# start of Task data

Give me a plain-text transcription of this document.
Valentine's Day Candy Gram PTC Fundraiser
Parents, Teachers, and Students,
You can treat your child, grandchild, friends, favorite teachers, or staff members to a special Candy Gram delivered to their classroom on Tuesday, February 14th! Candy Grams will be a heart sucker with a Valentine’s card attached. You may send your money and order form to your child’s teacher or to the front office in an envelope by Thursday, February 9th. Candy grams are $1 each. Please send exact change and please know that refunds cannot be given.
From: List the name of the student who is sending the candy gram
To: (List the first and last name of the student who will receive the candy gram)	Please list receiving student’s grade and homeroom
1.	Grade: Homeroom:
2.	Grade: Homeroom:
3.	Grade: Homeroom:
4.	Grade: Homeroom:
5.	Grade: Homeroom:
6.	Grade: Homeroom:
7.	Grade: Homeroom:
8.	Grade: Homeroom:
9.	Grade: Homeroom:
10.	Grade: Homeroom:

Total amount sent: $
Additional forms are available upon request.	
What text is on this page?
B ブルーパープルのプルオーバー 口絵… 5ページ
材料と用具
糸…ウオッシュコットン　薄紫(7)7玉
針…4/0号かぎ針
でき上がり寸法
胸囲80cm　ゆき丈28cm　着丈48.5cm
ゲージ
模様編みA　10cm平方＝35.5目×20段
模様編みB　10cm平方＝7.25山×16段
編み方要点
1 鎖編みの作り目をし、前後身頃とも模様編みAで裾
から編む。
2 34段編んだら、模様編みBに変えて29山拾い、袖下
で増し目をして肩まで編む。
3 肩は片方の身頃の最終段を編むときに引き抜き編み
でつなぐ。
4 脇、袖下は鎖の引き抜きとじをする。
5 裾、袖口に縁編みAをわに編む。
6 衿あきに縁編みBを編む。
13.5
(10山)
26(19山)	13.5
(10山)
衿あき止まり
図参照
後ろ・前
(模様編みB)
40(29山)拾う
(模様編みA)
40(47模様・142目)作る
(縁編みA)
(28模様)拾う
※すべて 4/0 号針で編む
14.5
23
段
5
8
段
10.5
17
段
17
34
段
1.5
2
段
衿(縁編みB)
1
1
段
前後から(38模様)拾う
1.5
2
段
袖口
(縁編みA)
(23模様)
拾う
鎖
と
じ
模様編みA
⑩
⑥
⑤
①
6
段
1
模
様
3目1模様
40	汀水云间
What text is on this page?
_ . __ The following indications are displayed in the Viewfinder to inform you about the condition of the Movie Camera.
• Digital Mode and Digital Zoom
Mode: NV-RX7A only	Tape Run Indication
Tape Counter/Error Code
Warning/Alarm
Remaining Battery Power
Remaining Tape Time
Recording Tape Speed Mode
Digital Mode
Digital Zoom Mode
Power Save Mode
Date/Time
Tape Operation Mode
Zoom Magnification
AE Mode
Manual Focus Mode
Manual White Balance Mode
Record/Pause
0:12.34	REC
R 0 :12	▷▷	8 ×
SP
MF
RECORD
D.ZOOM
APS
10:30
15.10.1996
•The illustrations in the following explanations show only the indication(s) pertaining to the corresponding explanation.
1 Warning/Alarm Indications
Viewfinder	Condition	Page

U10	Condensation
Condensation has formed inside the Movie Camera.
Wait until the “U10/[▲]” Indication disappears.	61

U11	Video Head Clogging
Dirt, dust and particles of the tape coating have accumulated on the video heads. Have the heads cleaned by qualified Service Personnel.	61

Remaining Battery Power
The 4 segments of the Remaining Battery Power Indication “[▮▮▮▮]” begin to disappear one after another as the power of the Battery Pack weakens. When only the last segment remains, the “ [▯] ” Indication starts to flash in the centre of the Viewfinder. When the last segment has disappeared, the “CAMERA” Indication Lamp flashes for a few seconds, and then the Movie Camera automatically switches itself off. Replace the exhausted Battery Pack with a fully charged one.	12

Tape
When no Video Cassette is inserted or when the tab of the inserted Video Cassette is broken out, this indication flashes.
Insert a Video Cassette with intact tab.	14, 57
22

# end of Task data

How many lines of the data hold the string "List"? Reply with the number alone.

Written solution: 2